### Data supplied
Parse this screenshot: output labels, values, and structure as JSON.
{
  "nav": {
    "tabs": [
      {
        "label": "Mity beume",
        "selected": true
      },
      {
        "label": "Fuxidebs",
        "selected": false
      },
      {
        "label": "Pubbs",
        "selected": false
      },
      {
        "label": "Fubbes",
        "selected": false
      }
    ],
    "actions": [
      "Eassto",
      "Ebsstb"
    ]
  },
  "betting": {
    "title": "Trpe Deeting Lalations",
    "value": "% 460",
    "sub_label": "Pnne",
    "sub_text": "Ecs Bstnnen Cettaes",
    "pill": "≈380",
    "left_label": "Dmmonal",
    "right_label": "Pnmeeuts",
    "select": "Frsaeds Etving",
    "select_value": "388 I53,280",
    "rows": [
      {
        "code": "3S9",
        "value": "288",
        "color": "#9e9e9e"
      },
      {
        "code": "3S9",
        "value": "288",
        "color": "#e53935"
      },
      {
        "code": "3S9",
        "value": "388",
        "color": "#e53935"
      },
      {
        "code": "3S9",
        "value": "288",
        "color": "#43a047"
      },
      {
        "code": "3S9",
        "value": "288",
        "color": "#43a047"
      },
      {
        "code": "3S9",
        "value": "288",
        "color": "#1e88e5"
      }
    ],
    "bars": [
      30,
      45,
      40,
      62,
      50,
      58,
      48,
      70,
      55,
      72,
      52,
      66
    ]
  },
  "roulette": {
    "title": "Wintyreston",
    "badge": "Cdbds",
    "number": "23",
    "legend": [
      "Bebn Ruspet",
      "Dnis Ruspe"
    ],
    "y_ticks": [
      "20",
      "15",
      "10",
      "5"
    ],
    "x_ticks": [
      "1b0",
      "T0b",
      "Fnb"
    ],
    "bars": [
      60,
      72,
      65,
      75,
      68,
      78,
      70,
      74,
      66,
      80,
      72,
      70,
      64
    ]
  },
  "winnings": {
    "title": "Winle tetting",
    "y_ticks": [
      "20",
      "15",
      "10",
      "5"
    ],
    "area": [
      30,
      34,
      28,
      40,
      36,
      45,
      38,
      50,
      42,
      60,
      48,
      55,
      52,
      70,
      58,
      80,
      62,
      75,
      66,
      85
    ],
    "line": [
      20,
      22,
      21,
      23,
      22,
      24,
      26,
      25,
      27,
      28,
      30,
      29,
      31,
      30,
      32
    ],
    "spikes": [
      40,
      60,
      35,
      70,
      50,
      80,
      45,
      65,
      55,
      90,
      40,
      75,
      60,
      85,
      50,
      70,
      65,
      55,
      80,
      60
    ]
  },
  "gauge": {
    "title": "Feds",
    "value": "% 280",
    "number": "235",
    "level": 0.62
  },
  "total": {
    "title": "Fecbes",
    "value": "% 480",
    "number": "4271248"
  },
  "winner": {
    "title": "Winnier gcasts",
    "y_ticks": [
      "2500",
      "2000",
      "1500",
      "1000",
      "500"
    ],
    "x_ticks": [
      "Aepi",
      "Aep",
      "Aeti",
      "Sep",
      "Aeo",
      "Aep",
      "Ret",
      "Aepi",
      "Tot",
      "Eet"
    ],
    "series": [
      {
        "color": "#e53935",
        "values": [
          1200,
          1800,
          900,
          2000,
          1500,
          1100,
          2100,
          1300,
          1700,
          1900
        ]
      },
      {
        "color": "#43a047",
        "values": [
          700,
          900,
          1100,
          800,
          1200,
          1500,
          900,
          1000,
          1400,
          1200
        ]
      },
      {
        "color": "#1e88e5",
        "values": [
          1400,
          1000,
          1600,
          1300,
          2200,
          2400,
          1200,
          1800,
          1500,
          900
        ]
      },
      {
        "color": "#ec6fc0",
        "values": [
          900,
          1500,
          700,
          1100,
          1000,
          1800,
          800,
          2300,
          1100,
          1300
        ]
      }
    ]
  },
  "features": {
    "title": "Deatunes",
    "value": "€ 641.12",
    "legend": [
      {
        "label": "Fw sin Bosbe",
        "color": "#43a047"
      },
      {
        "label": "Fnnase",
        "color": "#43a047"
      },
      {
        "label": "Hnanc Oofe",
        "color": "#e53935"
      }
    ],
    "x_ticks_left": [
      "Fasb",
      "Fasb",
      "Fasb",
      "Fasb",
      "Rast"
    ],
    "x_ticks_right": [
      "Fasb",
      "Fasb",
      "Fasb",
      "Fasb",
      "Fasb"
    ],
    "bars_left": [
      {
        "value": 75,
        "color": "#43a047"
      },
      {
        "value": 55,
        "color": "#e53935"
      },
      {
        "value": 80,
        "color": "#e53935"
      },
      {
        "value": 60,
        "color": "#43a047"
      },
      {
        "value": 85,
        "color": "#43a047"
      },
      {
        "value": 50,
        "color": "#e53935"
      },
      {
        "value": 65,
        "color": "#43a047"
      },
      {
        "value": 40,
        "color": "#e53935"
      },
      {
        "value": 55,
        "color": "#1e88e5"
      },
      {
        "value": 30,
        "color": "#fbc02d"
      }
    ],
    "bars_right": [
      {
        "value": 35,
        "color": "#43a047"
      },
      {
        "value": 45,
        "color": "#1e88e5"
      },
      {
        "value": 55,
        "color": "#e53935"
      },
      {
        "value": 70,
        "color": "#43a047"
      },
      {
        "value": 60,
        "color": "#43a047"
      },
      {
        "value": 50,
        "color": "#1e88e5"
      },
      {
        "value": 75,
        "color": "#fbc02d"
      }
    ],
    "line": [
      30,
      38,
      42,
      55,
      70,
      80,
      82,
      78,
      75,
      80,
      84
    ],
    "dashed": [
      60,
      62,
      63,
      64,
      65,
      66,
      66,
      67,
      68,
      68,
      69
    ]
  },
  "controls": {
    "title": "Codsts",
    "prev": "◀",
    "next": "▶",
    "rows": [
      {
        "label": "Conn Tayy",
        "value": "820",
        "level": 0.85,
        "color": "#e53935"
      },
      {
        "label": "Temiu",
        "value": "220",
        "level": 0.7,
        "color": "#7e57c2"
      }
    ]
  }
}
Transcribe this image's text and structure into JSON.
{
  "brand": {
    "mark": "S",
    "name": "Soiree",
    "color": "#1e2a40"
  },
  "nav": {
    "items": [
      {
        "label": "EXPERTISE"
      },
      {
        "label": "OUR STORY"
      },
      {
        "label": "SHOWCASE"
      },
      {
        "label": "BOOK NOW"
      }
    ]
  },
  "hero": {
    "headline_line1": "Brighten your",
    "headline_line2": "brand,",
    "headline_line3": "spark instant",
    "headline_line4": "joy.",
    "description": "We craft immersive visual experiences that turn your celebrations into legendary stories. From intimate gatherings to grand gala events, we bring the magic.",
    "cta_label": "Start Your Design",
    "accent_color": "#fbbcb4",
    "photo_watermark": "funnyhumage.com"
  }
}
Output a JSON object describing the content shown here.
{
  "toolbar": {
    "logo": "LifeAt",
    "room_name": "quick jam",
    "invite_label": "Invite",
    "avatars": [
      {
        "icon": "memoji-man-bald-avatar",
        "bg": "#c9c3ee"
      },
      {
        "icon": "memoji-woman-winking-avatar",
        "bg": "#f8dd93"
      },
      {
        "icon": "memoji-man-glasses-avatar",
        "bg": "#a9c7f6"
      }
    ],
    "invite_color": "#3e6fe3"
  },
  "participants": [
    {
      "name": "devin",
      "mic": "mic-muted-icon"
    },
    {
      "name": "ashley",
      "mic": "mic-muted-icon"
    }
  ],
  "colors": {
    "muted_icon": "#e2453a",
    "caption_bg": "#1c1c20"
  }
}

### What this task involves
Reproduce all the records precisely.

### Exercise answer
Parse this screenshot: output labels, values, and structure as JSON.
{
  "nav": {
    "tabs": [
      {
        "label": "Mity beume",
        "selected": true
      },
      {
        "label": "Fuxidebs",
        "selected": false
      },
      {
        "label": "Pubbs",
        "selected": false
      },
      {
        "label": "Fubbes",
        "selected": false
      }
    ],
    "actions": [
      "Eassto",
      "Ebsstb"
    ]
  },
  "betting": {
    "title": "Trpe Deeting Lalations",
    "value": "% 460",
    "sub_label": "Pnne",
    "sub_text": "Ecs Bstnnen Cettaes",
    "pill": "≈380",
    "left_label": "Dmmonal",
    "right_label": "Pnmeeuts",
    "select": "Frsaeds Etving",
    "select_value": "388 I53,280",
    "rows": [
      {
        "code": "3S9",
        "value": "288",
        "color": "#9e9e9e"
      },
      {
        "code": "3S9",
        "value": "288",
        "color": "#e53935"
      },
      {
        "code": "3S9",
        "value": "388",
        "color": "#e53935"
      },
      {
        "code": "3S9",
        "value": "288",
        "color": "#43a047"
      },
      {
        "code": "3S9",
        "value": "288",
        "color": "#43a047"
      },
      {
        "code": "3S9",
        "value": "288",
        "color": "#1e88e5"
      }
    ],
    "bars": [
      30,
      45,
      40,
      62,
      50,
      58,
      48,
      70,
      55,
      72,
      52,
      66
    ]
  },
  "roulette": {
    "title": "Wintyreston",
    "badge": "Cdbds",
    "number": "23",
    "legend": [
      "Bebn Ruspet",
      "Dnis Ruspe"
    ],
    "y_ticks": [
      "20",
      "15",
      "10",
      "5"
    ],
    "x_ticks": [
      "1b0",
      "T0b",
      "Fnb"
    ],
    "bars": [
      60,
      72,
      65,
      75,
      68,
      78,
      70,
      74,
      66,
      80,
      72,
      70,
      64
    ]
  },
  "winnings": {
    "title": "Winle tetting",
    "y_ticks": [
      "20",
      "15",
      "10",
      "5"
    ],
    "area": [
      30,
      34,
      28,
      40,
      36,
      45,
      38,
      50,
      42,
      60,
      48,
      55,
      52,
      70,
      58,
      80,
      62,
      75,
      66,
      85
    ],
    "line": [
      20,
      22,
      21,
      23,
      22,
      24,
      26,
      25,
      27,
      28,
      30,
      29,
      31,
      30,
      32
    ],
    "spikes": [
      40,
      60,
      35,
      70,
      50,
      80,
      45,
      65,
      55,
      90,
      40,
      75,
      60,
      85,
      50,
      70,
      65,
      55,
      80,
      60
    ]
  },
  "gauge": {
    "title": "Feds",
    "value": "% 280",
    "number": "235",
    "level": 0.62
  },
  "total": {
    "title": "Fecbes",
    "value": "% 480",
    "number": "4271248"
  },
  "winner": {
    "title": "Winnier gcasts",
    "y_ticks": [
      "2500",
      "2000",
      "1500",
      "1000",
      "500"
    ],
    "x_ticks": [
      "Aepi",
      "Aep",
      "Aeti",
      "Sep",
      "Aeo",
      "Aep",
      "Ret",
      "Aepi",
      "Tot",
      "Eet"
    ],
    "series": [
      {
        "color": "#e53935",
        "values": [
          1200,
          1800,
          900,
          2000,
          1500,
          1100,
          2100,
          1300,
          1700,
          1900
        ]
      },
      {
        "color": "#43a047",
        "values": [
          700,
          900,
          1100,
          800,
          1200,
          1500,
          900,
          1000,
          1400,
          1200
        ]
      },
      {
        "color": "#1e88e5",
        "values": [
          1400,
          1000,
          1600,
          1300,
          2200,
          2400,
          1200,
          1800,
          1500,
          900
        ]
      },
      {
        "color": "#ec6fc0",
        "values": [
          900,
          1500,
          700,
          1100,
          1000,
          1800,
          800,
          2300,
          1100,
          1300
        ]
      }
    ]
  },
  "features": {
    "title": "Deatunes",
    "value": "€ 641.12",
    "legend": [
      {
        "label": "Fw sin Bosbe",
        "color": "#43a047"
      },
      {
        "label": "Fnnase",
        "color": "#43a047"
      },
      {
        "label": "Hnanc Oofe",
        "color": "#e53935"
      }
    ],
    "x_ticks_left": [
      "Fasb",
      "Fasb",
      "Fasb",
      "Fasb",
      "Rast"
    ],
    "x_ticks_right": [
      "Fasb",
      "Fasb",
      "Fasb",
      "Fasb",
      "Fasb"
    ],
    "bars_left": [
      {
        "value": 75,
        "color": "#43a047"
      },
      {
        "value": 55,
        "color": "#e53935"
      },
      {
        "value": 80,
        "color": "#e53935"
      },
      {
        "value": 60,
        "color": "#43a047"
      },
      {
        "value": 85,
        "color": "#43a047"
      },
      {
        "value": 50,
        "color": "#e53935"
      },
      {
        "value": 65,
        "color": "#43a047"
      },
      {
        "value": 40,
        "color": "#e53935"
      },
      {
        "value": 55,
        "color": "#1e88e5"
      },
      {
        "value": 30,
        "color": "#fbc02d"
      }
    ],
    "bars_right": [
      {
        "value": 35,
        "color": "#43a047"
      },
      {
        "value": 45,
        "color": "#1e88e5"
      },
      {
        "value": 55,
        "color": "#e53935"
      },
      {
        "value": 70,
        "color": "#43a047"
      },
      {
        "value": 60,
        "color": "#43a047"
      },
      {
        "value": 50,
        "color": "#1e88e5"
      },
      {
        "value": 75,
        "color": "#fbc02d"
      }
    ],
    "line": [
      30,
      38,
      42,
      55,
      70,
      80,
      82,
      78,
      75,
      80,
      84
    ],
    "dashed": [
      60,
      62,
      63,
      64,
      65,
      66,
      66,
      67,
      68,
      68,
      69
    ]
  },
  "controls": {
    "title": "Codsts",
    "prev": "◀",
    "next": "▶",
    "rows": [
      {
        "label": "Conn Tayy",
        "value": "820",
        "level": 0.85,
        "color": "#e53935"
      },
      {
        "label": "Temiu",
        "value": "220",
        "level": 0.7,
        "color": "#7e57c2"
      }
    ]
  }
}
Transcribe this image's text and structure into JSON.
{
  "brand": {
    "mark": "S",
    "name": "Soiree",
    "color": "#1e2a40"
  },
  "nav": {
    "items": [
      {
        "label": "EXPERTISE"
      },
      {
        "label": "OUR STORY"
      },
      {
        "label": "SHOWCASE"
      },
      {
        "label": "BOOK NOW"
      }
    ]
  },
  "hero": {
    "headline_line1": "Brighten your",
    "headline_line2": "brand,",
    "headline_line3": "spark instant",
    "headline_line4": "joy.",
    "description": "We craft immersive visual experiences that turn your celebrations into legendary stories. From intimate gatherings to grand gala events, we bring the magic.",
    "cta_label": "Start Your Design",
    "accent_color": "#fbbcb4",
    "photo_watermark": "funnyhumage.com"
  }
}
Output a JSON object describing the content shown here.
{
  "toolbar": {
    "logo": "LifeAt",
    "room_name": "quick jam",
    "invite_label": "Invite",
    "avatars": [
      {
        "icon": "memoji-man-bald-avatar",
        "bg": "#c9c3ee"
      },
      {
        "icon": "memoji-woman-winking-avatar",
        "bg": "#f8dd93"
      },
      {
        "icon": "memoji-man-glasses-avatar",
        "bg": "#a9c7f6"
      }
    ],
    "invite_color": "#3e6fe3"
  },
  "participants": [
    {
      "name": "devin",
      "mic": "mic-muted-icon"
    },
    {
      "name": "ashley",
      "mic": "mic-muted-icon"
    }
  ],
  "colors": {
    "muted_icon": "#e2453a",
    "caption_bg": "#1c1c20"
  }
}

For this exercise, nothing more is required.